## TASK DIRECTIONS
Retype all of the entries word for word.

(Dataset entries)
..............................

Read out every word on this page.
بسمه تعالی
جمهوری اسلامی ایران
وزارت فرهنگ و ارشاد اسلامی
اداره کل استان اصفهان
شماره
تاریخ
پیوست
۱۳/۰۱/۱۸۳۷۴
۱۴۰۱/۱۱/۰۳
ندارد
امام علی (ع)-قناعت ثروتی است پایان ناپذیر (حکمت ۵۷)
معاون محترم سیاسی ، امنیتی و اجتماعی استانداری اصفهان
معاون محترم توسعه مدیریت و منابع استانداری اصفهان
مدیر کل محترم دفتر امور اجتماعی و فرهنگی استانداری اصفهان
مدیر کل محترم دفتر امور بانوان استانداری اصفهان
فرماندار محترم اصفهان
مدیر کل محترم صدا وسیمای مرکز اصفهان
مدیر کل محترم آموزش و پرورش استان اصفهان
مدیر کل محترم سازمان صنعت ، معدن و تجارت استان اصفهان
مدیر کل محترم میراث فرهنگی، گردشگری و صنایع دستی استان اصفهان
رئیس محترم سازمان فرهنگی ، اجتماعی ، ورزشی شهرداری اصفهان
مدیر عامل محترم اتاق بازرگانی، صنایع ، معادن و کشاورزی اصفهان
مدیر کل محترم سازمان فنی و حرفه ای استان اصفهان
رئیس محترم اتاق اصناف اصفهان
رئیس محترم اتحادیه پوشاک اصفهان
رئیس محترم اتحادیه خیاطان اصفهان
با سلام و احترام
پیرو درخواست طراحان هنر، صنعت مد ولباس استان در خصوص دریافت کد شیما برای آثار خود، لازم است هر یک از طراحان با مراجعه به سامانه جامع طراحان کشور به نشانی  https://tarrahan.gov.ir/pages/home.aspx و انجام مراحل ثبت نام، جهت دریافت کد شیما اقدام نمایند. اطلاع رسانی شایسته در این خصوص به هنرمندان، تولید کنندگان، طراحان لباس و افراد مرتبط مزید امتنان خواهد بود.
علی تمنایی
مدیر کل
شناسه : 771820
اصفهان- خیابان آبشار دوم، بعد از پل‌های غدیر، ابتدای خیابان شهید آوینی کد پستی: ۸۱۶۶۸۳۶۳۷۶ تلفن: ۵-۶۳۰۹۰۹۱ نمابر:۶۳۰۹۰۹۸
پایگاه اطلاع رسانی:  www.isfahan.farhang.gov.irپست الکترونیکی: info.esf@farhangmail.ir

..............................

## WORKED ANSWER
Read out every word on this page.
بسمه تعالی
جمهوری اسلامی ایران
وزارت فرهنگ و ارشاد اسلامی
اداره کل استان اصفهان
شماره
تاریخ
پیوست
۱۳/۰۱/۱۸۳۷۴
۱۴۰۱/۱۱/۰۳
ندارد
امام علی (ع)-قناعت ثروتی است پایان ناپذیر (حکمت ۵۷)
معاون محترم سیاسی ، امنیتی و اجتماعی استانداری اصفهان
معاون محترم توسعه مدیریت و منابع استانداری اصفهان
مدیر کل محترم دفتر امور اجتماعی و فرهنگی استانداری اصفهان
مدیر کل محترم دفتر امور بانوان استانداری اصفهان
فرماندار محترم اصفهان
مدیر کل محترم صدا وسیمای مرکز اصفهان
مدیر کل محترم آموزش و پرورش استان اصفهان
مدیر کل محترم سازمان صنعت ، معدن و تجارت استان اصفهان
مدیر کل محترم میراث فرهنگی، گردشگری و صنایع دستی استان اصفهان
رئیس محترم سازمان فرهنگی ، اجتماعی ، ورزشی شهرداری اصفهان
مدیر عامل محترم اتاق بازرگانی، صنایع ، معادن و کشاورزی اصفهان
مدیر کل محترم سازمان فنی و حرفه ای استان اصفهان
رئیس محترم اتاق اصناف اصفهان
رئیس محترم اتحادیه پوشاک اصفهان
رئیس محترم اتحادیه خیاطان اصفهان
با سلام و احترام
پیرو درخواست طراحان هنر، صنعت مد ولباس استان در خصوص دریافت کد شیما برای آثار خود، لازم است هر یک از طراحان با مراجعه به سامانه جامع طراحان کشور به نشانی  https://tarrahan.gov.ir/pages/home.aspx و انجام مراحل ثبت نام، جهت دریافت کد شیما اقدام نمایند. اطلاع رسانی شایسته در این خصوص به هنرمندان، تولید کنندگان، طراحان لباس و افراد مرتبط مزید امتنان خواهد بود.
علی تمنایی
مدیر کل
شناسه : 771820
اصفهان- خیابان آبشار دوم، بعد از پل‌های غدیر، ابتدای خیابان شهید آوینی کد پستی: ۸۱۶۶۸۳۶۳۷۶ تلفن: ۵-۶۳۰۹۰۹۱ نمابر:۶۳۰۹۰۹۸
پایگاه اطلاع رسانی:  www.isfahan.farhang.gov.irپست الکترونیکی: info.esf@farhangmail.ir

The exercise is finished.